■ **EXERCISE**
Please output the records below in full, exactly as given, but without the images.

■ **Records contained in a dataset**
• • •

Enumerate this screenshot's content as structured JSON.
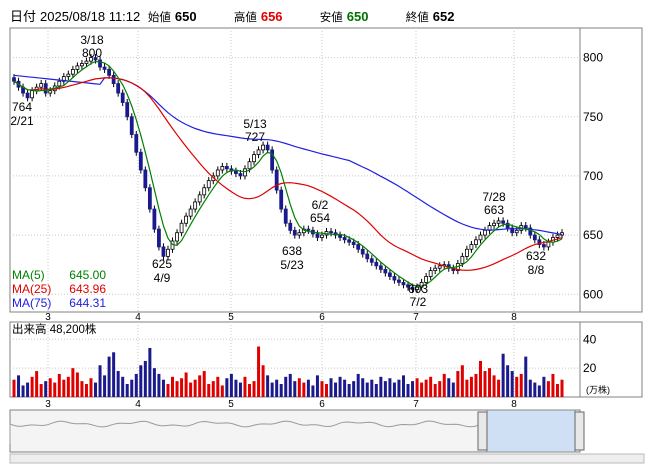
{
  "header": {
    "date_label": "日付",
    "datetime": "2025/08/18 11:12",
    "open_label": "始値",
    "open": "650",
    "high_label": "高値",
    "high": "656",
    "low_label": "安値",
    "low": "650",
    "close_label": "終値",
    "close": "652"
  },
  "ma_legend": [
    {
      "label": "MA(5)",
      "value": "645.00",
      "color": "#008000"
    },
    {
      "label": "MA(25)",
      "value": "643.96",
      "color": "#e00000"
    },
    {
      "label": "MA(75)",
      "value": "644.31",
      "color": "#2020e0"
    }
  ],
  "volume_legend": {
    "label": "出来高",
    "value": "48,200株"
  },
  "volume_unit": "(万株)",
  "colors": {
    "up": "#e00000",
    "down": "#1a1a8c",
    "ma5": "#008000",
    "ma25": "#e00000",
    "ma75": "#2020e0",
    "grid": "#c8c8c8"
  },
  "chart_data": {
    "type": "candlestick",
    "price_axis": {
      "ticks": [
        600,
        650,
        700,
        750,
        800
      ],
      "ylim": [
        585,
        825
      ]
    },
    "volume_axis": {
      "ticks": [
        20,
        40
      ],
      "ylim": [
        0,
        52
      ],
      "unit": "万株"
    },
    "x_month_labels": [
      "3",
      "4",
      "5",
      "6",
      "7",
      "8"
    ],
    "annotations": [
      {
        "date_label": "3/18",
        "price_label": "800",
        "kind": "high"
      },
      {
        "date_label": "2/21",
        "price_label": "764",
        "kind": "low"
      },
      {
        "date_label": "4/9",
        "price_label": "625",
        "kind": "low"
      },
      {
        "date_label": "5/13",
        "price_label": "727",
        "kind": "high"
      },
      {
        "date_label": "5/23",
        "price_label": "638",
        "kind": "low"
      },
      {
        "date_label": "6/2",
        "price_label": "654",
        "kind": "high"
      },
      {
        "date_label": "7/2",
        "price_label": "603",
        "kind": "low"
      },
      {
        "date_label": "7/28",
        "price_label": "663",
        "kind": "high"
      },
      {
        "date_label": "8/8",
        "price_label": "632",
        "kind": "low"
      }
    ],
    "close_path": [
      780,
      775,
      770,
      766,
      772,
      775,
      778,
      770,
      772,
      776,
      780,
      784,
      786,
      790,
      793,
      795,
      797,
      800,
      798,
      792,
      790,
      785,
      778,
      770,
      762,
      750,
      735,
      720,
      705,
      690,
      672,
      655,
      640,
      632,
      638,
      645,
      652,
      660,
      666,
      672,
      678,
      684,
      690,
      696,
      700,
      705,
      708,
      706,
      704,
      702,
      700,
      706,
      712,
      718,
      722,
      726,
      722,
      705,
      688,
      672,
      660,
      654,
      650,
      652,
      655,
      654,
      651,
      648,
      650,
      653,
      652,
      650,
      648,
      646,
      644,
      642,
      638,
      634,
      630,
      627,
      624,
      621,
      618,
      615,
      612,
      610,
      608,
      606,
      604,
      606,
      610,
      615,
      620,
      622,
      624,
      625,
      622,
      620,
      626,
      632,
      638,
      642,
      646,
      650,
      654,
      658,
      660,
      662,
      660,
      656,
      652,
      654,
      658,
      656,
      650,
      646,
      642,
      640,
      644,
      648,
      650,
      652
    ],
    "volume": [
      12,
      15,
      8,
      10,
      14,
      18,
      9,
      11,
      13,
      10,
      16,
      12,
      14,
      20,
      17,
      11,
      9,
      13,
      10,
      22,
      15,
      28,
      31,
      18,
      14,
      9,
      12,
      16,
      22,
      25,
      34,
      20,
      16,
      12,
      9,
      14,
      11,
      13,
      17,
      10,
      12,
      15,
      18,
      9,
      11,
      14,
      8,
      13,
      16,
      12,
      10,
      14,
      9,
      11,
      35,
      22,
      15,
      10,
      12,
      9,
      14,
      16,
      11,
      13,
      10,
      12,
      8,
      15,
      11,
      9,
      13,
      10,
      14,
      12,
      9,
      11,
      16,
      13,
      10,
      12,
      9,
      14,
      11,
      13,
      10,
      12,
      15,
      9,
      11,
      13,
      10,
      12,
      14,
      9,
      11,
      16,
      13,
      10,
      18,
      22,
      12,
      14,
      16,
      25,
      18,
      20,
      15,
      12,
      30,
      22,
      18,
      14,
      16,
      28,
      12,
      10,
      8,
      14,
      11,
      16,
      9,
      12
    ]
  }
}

• • •

■ **REPLY**
Enumerate this screenshot's content as structured JSON.
{
  "header": {
    "date_label": "日付",
    "datetime": "2025/08/18 11:12",
    "open_label": "始値",
    "open": "650",
    "high_label": "高値",
    "high": "656",
    "low_label": "安値",
    "low": "650",
    "close_label": "終値",
    "close": "652"
  },
  "ma_legend": [
    {
      "label": "MA(5)",
      "value": "645.00",
      "color": "#008000"
    },
    {
      "label": "MA(25)",
      "value": "643.96",
      "color": "#e00000"
    },
    {
      "label": "MA(75)",
      "value": "644.31",
      "color": "#2020e0"
    }
  ],
  "volume_legend": {
    "label": "出来高",
    "value": "48,200株"
  },
  "volume_unit": "(万株)",
  "colors": {
    "up": "#e00000",
    "down": "#1a1a8c",
    "ma5": "#008000",
    "ma25": "#e00000",
    "ma75": "#2020e0",
    "grid": "#c8c8c8"
  },
  "chart_data": {
    "type": "candlestick",
    "price_axis": {
      "ticks": [
        600,
        650,
        700,
        750,
        800
      ],
      "ylim": [
        585,
        825
      ]
    },
    "volume_axis": {
      "ticks": [
        20,
        40
      ],
      "ylim": [
        0,
        52
      ],
      "unit": "万株"
    },
    "x_month_labels": [
      "3",
      "4",
      "5",
      "6",
      "7",
      "8"
    ],
    "annotations": [
      {
        "date_label": "3/18",
        "price_label": "800",
        "kind": "high"
      },
      {
        "date_label": "2/21",
        "price_label": "764",
        "kind": "low"
      },
      {
        "date_label": "4/9",
        "price_label": "625",
        "kind": "low"
      },
      {
        "date_label": "5/13",
        "price_label": "727",
        "kind": "high"
      },
      {
        "date_label": "5/23",
        "price_label": "638",
        "kind": "low"
      },
      {
        "date_label": "6/2",
        "price_label": "654",
        "kind": "high"
      },
      {
        "date_label": "7/2",
        "price_label": "603",
        "kind": "low"
      },
      {
        "date_label": "7/28",
        "price_label": "663",
        "kind": "high"
      },
      {
        "date_label": "8/8",
        "price_label": "632",
        "kind": "low"
      }
    ],
    "close_path": [
      780,
      775,
      770,
      766,
      772,
      775,
      778,
      770,
      772,
      776,
      780,
      784,
      786,
      790,
      793,
      795,
      797,
      800,
      798,
      792,
      790,
      785,
      778,
      770,
      762,
      750,
      735,
      720,
      705,
      690,
      672,
      655,
      640,
      632,
      638,
      645,
      652,
      660,
      666,
      672,
      678,
      684,
      690,
      696,
      700,
      705,
      708,
      706,
      704,
      702,
      700,
      706,
      712,
      718,
      722,
      726,
      722,
      705,
      688,
      672,
      660,
      654,
      650,
      652,
      655,
      654,
      651,
      648,
      650,
      653,
      652,
      650,
      648,
      646,
      644,
      642,
      638,
      634,
      630,
      627,
      624,
      621,
      618,
      615,
      612,
      610,
      608,
      606,
      604,
      606,
      610,
      615,
      620,
      622,
      624,
      625,
      622,
      620,
      626,
      632,
      638,
      642,
      646,
      650,
      654,
      658,
      660,
      662,
      660,
      656,
      652,
      654,
      658,
      656,
      650,
      646,
      642,
      640,
      644,
      648,
      650,
      652
    ],
    "volume": [
      12,
      15,
      8,
      10,
      14,
      18,
      9,
      11,
      13,
      10,
      16,
      12,
      14,
      20,
      17,
      11,
      9,
      13,
      10,
      22,
      15,
      28,
      31,
      18,
      14,
      9,
      12,
      16,
      22,
      25,
      34,
      20,
      16,
      12,
      9,
      14,
      11,
      13,
      17,
      10,
      12,
      15,
      18,
      9,
      11,
      14,
      8,
      13,
      16,
      12,
      10,
      14,
      9,
      11,
      35,
      22,
      15,
      10,
      12,
      9,
      14,
      16,
      11,
      13,
      10,
      12,
      8,
      15,
      11,
      9,
      13,
      10,
      14,
      12,
      9,
      11,
      16,
      13,
      10,
      12,
      9,
      14,
      11,
      13,
      10,
      12,
      15,
      9,
      11,
      13,
      10,
      12,
      14,
      9,
      11,
      16,
      13,
      10,
      18,
      22,
      12,
      14,
      16,
      25,
      18,
      20,
      15,
      12,
      30,
      22,
      18,
      14,
      16,
      28,
      12,
      10,
      8,
      14,
      11,
      16,
      9,
      12
    ]
  }
}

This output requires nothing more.